Written request:
The records below must be duplicated exactly, character for character.

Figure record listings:
§ §

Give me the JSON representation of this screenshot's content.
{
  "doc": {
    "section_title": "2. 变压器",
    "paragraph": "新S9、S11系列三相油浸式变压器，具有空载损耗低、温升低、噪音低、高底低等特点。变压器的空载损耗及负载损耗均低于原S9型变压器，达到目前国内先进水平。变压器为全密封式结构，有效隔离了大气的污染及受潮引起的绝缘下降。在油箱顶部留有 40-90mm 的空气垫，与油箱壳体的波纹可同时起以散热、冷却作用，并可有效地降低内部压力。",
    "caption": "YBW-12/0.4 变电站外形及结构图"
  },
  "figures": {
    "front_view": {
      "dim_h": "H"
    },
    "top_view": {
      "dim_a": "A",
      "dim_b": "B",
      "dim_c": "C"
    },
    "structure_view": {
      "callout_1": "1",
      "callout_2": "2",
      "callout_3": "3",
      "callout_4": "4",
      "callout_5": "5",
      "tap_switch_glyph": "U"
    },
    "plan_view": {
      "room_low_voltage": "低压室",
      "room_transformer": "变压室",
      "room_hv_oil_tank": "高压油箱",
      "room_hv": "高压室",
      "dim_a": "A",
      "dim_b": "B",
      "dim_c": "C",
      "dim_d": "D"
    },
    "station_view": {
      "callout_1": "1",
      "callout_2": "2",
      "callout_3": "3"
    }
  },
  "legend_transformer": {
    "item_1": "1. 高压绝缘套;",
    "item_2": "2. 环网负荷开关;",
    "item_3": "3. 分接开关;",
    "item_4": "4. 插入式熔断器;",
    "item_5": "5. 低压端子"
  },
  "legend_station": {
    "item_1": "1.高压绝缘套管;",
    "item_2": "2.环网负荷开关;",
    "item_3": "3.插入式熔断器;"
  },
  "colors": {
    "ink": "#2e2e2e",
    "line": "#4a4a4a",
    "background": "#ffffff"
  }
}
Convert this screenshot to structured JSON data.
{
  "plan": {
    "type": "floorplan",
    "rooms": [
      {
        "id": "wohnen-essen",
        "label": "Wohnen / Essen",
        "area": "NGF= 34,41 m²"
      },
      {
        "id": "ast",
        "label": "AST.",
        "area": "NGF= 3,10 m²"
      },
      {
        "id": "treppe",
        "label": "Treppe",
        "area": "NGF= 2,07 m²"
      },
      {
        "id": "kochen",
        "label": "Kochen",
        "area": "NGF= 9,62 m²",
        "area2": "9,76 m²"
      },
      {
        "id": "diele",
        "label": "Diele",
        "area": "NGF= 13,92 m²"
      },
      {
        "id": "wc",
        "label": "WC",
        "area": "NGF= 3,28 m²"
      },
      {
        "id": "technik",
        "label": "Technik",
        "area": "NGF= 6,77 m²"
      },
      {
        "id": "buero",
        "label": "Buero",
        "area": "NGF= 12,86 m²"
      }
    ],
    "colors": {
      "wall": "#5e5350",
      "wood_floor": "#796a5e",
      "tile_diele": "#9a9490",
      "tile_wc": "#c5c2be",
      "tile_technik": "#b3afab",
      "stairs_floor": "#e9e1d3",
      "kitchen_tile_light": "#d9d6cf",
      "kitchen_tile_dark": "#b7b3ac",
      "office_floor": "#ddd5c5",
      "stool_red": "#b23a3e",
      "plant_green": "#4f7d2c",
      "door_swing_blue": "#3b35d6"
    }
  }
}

§ §

Response to this task:
Give me the JSON representation of this screenshot's content.
{
  "doc": {
    "section_title": "2. 变压器",
    "paragraph": "新S9、S11系列三相油浸式变压器，具有空载损耗低、温升低、噪音低、高底低等特点。变压器的空载损耗及负载损耗均低于原S9型变压器，达到目前国内先进水平。变压器为全密封式结构，有效隔离了大气的污染及受潮引起的绝缘下降。在油箱顶部留有 40-90mm 的空气垫，与油箱壳体的波纹可同时起以散热、冷却作用，并可有效地降低内部压力。",
    "caption": "YBW-12/0.4 变电站外形及结构图"
  },
  "figures": {
    "front_view": {
      "dim_h": "H"
    },
    "top_view": {
      "dim_a": "A",
      "dim_b": "B",
      "dim_c": "C"
    },
    "structure_view": {
      "callout_1": "1",
      "callout_2": "2",
      "callout_3": "3",
      "callout_4": "4",
      "callout_5": "5",
      "tap_switch_glyph": "U"
    },
    "plan_view": {
      "room_low_voltage": "低压室",
      "room_transformer": "变压室",
      "room_hv_oil_tank": "高压油箱",
      "room_hv": "高压室",
      "dim_a": "A",
      "dim_b": "B",
      "dim_c": "C",
      "dim_d": "D"
    },
    "station_view": {
      "callout_1": "1",
      "callout_2": "2",
      "callout_3": "3"
    }
  },
  "legend_transformer": {
    "item_1": "1. 高压绝缘套;",
    "item_2": "2. 环网负荷开关;",
    "item_3": "3. 分接开关;",
    "item_4": "4. 插入式熔断器;",
    "item_5": "5. 低压端子"
  },
  "legend_station": {
    "item_1": "1.高压绝缘套管;",
    "item_2": "2.环网负荷开关;",
    "item_3": "3.插入式熔断器;"
  },
  "colors": {
    "ink": "#2e2e2e",
    "line": "#4a4a4a",
    "background": "#ffffff"
  }
}
Convert this screenshot to structured JSON data.
{
  "plan": {
    "type": "floorplan",
    "rooms": [
      {
        "id": "wohnen-essen",
        "label": "Wohnen / Essen",
        "area": "NGF= 34,41 m²"
      },
      {
        "id": "ast",
        "label": "AST.",
        "area": "NGF= 3,10 m²"
      },
      {
        "id": "treppe",
        "label": "Treppe",
        "area": "NGF= 2,07 m²"
      },
      {
        "id": "kochen",
        "label": "Kochen",
        "area": "NGF= 9,62 m²",
        "area2": "9,76 m²"
      },
      {
        "id": "diele",
        "label": "Diele",
        "area": "NGF= 13,92 m²"
      },
      {
        "id": "wc",
        "label": "WC",
        "area": "NGF= 3,28 m²"
      },
      {
        "id": "technik",
        "label": "Technik",
        "area": "NGF= 6,77 m²"
      },
      {
        "id": "buero",
        "label": "Buero",
        "area": "NGF= 12,86 m²"
      }
    ],
    "colors": {
      "wall": "#5e5350",
      "wood_floor": "#796a5e",
      "tile_diele": "#9a9490",
      "tile_wc": "#c5c2be",
      "tile_technik": "#b3afab",
      "stairs_floor": "#e9e1d3",
      "kitchen_tile_light": "#d9d6cf",
      "kitchen_tile_dark": "#b7b3ac",
      "office_floor": "#ddd5c5",
      "stool_red": "#b23a3e",
      "plant_green": "#4f7d2c",
      "door_swing_blue": "#3b35d6"
    }
  }
}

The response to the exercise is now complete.